**Exercise description**
Write out all of the lines below, exactly and completely.

**Record extracts**
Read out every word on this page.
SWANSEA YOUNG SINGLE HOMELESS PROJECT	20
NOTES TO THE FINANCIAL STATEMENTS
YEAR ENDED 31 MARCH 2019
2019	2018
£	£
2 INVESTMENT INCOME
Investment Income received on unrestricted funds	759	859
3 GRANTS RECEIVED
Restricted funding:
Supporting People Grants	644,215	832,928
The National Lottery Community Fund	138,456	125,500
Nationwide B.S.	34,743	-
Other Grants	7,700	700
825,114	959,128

**Response**
Read out every word on this page.
SWANSEA YOUNG SINGLE HOMELESS PROJECT	20
NOTES TO THE FINANCIAL STATEMENTS
YEAR ENDED 31 MARCH 2019
2019	2018
£	£
2 INVESTMENT INCOME
Investment Income received on unrestricted funds	759	859
3 GRANTS RECEIVED
Restricted funding:
Supporting People Grants	644,215	832,928
The National Lottery Community Fund	138,456	125,500
Nationwide B.S.	34,743	-
Other Grants	7,700	700
825,114	959,128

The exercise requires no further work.